◆ **JOB**
Word for word, restate every line of the listing that follows.

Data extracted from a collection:
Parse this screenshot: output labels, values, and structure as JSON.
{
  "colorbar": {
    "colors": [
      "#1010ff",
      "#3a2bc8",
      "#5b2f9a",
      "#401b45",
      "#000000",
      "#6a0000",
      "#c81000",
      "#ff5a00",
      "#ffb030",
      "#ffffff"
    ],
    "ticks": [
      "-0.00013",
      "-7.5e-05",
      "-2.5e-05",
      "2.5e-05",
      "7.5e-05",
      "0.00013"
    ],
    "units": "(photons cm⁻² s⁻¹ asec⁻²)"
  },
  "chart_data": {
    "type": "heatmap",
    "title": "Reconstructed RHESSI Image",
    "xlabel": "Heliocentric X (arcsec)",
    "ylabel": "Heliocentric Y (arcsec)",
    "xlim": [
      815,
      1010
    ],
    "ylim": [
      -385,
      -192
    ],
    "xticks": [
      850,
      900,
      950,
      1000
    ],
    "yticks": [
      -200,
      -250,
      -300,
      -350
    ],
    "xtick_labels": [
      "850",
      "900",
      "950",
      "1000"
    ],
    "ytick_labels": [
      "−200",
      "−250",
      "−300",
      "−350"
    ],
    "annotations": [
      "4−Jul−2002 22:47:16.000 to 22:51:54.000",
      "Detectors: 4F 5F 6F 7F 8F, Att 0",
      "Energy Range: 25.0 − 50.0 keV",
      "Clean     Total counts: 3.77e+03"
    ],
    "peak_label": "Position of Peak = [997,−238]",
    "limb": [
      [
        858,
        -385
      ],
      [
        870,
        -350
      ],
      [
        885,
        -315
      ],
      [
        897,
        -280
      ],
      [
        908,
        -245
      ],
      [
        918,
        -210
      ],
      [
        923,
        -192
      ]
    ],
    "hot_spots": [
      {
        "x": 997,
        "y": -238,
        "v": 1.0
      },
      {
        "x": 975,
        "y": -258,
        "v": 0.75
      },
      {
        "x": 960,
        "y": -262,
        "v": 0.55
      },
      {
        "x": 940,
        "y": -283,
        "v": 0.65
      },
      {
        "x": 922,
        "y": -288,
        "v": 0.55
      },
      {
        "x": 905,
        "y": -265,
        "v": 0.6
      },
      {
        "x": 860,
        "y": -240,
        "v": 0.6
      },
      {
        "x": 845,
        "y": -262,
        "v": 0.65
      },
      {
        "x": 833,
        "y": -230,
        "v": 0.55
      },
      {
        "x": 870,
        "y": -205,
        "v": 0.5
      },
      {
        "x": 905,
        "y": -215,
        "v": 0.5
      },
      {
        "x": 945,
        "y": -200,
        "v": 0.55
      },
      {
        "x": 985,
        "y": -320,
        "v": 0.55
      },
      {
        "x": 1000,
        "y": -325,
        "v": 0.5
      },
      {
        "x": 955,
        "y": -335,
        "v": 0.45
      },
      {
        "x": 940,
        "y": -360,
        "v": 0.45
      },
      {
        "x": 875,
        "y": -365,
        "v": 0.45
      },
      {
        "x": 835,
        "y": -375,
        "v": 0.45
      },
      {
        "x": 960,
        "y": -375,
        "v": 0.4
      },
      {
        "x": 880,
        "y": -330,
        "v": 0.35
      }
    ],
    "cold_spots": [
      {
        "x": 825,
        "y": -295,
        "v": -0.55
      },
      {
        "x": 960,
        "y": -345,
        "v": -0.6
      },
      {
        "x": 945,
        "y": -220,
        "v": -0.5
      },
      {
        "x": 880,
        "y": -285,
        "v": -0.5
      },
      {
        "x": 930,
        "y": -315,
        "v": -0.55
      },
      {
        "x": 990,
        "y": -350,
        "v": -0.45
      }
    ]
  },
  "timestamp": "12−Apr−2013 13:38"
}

◆ **EXERCISE OUTPUT**
Parse this screenshot: output labels, values, and structure as JSON.
{
  "colorbar": {
    "colors": [
      "#1010ff",
      "#3a2bc8",
      "#5b2f9a",
      "#401b45",
      "#000000",
      "#6a0000",
      "#c81000",
      "#ff5a00",
      "#ffb030",
      "#ffffff"
    ],
    "ticks": [
      "-0.00013",
      "-7.5e-05",
      "-2.5e-05",
      "2.5e-05",
      "7.5e-05",
      "0.00013"
    ],
    "units": "(photons cm⁻² s⁻¹ asec⁻²)"
  },
  "chart_data": {
    "type": "heatmap",
    "title": "Reconstructed RHESSI Image",
    "xlabel": "Heliocentric X (arcsec)",
    "ylabel": "Heliocentric Y (arcsec)",
    "xlim": [
      815,
      1010
    ],
    "ylim": [
      -385,
      -192
    ],
    "xticks": [
      850,
      900,
      950,
      1000
    ],
    "yticks": [
      -200,
      -250,
      -300,
      -350
    ],
    "xtick_labels": [
      "850",
      "900",
      "950",
      "1000"
    ],
    "ytick_labels": [
      "−200",
      "−250",
      "−300",
      "−350"
    ],
    "annotations": [
      "4−Jul−2002 22:47:16.000 to 22:51:54.000",
      "Detectors: 4F 5F 6F 7F 8F, Att 0",
      "Energy Range: 25.0 − 50.0 keV",
      "Clean     Total counts: 3.77e+03"
    ],
    "peak_label": "Position of Peak = [997,−238]",
    "limb": [
      [
        858,
        -385
      ],
      [
        870,
        -350
      ],
      [
        885,
        -315
      ],
      [
        897,
        -280
      ],
      [
        908,
        -245
      ],
      [
        918,
        -210
      ],
      [
        923,
        -192
      ]
    ],
    "hot_spots": [
      {
        "x": 997,
        "y": -238,
        "v": 1.0
      },
      {
        "x": 975,
        "y": -258,
        "v": 0.75
      },
      {
        "x": 960,
        "y": -262,
        "v": 0.55
      },
      {
        "x": 940,
        "y": -283,
        "v": 0.65
      },
      {
        "x": 922,
        "y": -288,
        "v": 0.55
      },
      {
        "x": 905,
        "y": -265,
        "v": 0.6
      },
      {
        "x": 860,
        "y": -240,
        "v": 0.6
      },
      {
        "x": 845,
        "y": -262,
        "v": 0.65
      },
      {
        "x": 833,
        "y": -230,
        "v": 0.55
      },
      {
        "x": 870,
        "y": -205,
        "v": 0.5
      },
      {
        "x": 905,
        "y": -215,
        "v": 0.5
      },
      {
        "x": 945,
        "y": -200,
        "v": 0.55
      },
      {
        "x": 985,
        "y": -320,
        "v": 0.55
      },
      {
        "x": 1000,
        "y": -325,
        "v": 0.5
      },
      {
        "x": 955,
        "y": -335,
        "v": 0.45
      },
      {
        "x": 940,
        "y": -360,
        "v": 0.45
      },
      {
        "x": 875,
        "y": -365,
        "v": 0.45
      },
      {
        "x": 835,
        "y": -375,
        "v": 0.45
      },
      {
        "x": 960,
        "y": -375,
        "v": 0.4
      },
      {
        "x": 880,
        "y": -330,
        "v": 0.35
      }
    ],
    "cold_spots": [
      {
        "x": 825,
        "y": -295,
        "v": -0.55
      },
      {
        "x": 960,
        "y": -345,
        "v": -0.6
      },
      {
        "x": 945,
        "y": -220,
        "v": -0.5
      },
      {
        "x": 880,
        "y": -285,
        "v": -0.5
      },
      {
        "x": 930,
        "y": -315,
        "v": -0.55
      },
      {
        "x": 990,
        "y": -350,
        "v": -0.45
      }
    ]
  },
  "timestamp": "12−Apr−2013 13:38"
}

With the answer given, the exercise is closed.